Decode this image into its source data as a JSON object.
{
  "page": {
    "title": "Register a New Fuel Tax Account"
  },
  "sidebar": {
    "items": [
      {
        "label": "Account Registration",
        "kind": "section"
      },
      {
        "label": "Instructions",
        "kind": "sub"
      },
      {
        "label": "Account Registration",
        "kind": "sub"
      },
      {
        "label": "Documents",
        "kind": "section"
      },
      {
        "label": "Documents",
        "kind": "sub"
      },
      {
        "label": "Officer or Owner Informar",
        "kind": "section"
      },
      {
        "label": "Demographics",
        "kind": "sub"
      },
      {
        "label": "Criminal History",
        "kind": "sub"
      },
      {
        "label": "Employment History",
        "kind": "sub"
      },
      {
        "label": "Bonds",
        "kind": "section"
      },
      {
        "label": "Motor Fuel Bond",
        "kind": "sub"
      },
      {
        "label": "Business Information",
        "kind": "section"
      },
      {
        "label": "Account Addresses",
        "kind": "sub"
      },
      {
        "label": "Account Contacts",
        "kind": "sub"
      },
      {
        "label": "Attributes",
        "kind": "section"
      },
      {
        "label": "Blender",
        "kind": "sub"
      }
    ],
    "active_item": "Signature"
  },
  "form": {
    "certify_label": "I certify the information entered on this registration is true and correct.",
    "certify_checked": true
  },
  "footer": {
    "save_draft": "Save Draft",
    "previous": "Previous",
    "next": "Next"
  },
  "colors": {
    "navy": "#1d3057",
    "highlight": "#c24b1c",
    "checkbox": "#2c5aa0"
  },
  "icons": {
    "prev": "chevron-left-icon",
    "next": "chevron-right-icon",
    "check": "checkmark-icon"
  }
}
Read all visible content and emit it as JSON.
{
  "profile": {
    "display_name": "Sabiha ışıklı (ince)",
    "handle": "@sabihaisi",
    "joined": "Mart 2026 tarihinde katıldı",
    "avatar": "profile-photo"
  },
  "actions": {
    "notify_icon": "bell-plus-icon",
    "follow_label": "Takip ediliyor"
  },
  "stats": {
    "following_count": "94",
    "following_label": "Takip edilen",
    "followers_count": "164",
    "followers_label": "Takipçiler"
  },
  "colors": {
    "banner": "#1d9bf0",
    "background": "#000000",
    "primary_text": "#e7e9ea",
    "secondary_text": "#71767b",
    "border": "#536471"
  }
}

— What needs to be done —
Repeat exactly the lines above from the line that contains "Read all visible content and emit it as JSON." through the end. Include both of these ends; leave out everything else.

— Solution for this task —
Read all visible content and emit it as JSON.
{
  "profile": {
    "display_name": "Sabiha ışıklı (ince)",
    "handle": "@sabihaisi",
    "joined": "Mart 2026 tarihinde katıldı",
    "avatar": "profile-photo"
  },
  "actions": {
    "notify_icon": "bell-plus-icon",
    "follow_label": "Takip ediliyor"
  },
  "stats": {
    "following_count": "94",
    "following_label": "Takip edilen",
    "followers_count": "164",
    "followers_label": "Takipçiler"
  },
  "colors": {
    "banner": "#1d9bf0",
    "background": "#000000",
    "primary_text": "#e7e9ea",
    "secondary_text": "#71767b",
    "border": "#536471"
  }
}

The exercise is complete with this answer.